(Dataset entries)
────────

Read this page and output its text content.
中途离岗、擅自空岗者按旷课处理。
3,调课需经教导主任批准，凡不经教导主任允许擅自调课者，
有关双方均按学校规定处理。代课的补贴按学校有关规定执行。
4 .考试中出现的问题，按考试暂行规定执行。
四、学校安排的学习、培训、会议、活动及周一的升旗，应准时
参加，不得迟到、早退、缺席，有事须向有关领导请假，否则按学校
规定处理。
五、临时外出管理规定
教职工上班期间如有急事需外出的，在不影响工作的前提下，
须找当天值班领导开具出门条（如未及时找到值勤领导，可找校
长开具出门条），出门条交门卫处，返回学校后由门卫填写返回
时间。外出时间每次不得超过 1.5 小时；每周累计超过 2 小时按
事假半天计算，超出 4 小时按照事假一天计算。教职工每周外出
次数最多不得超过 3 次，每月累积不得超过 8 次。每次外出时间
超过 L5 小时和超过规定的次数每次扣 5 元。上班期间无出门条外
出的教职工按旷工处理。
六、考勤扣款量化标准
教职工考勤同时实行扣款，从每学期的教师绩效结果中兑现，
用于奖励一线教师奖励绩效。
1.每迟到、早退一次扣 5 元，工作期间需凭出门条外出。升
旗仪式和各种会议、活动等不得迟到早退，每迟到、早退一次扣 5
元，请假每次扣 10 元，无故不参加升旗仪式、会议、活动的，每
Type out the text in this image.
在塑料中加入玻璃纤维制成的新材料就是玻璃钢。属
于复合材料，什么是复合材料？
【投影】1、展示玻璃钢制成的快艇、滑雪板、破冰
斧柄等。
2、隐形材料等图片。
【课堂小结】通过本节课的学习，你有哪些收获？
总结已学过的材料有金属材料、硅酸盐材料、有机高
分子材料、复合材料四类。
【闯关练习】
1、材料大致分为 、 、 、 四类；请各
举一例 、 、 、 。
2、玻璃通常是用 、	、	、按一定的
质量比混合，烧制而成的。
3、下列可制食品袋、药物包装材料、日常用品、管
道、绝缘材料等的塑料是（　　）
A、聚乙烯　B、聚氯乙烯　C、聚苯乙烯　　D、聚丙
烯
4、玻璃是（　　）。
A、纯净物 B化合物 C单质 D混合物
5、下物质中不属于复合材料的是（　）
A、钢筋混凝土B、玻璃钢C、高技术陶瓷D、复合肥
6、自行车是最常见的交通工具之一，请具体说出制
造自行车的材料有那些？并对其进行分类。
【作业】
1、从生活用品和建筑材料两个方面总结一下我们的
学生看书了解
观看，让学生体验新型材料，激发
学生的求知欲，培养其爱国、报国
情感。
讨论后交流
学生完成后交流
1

────────

# Goal:
Search the entries for the word "text", then gather every line that has it.

# Exercise answer:
Read this page and output its text content.
Type out the text in this image.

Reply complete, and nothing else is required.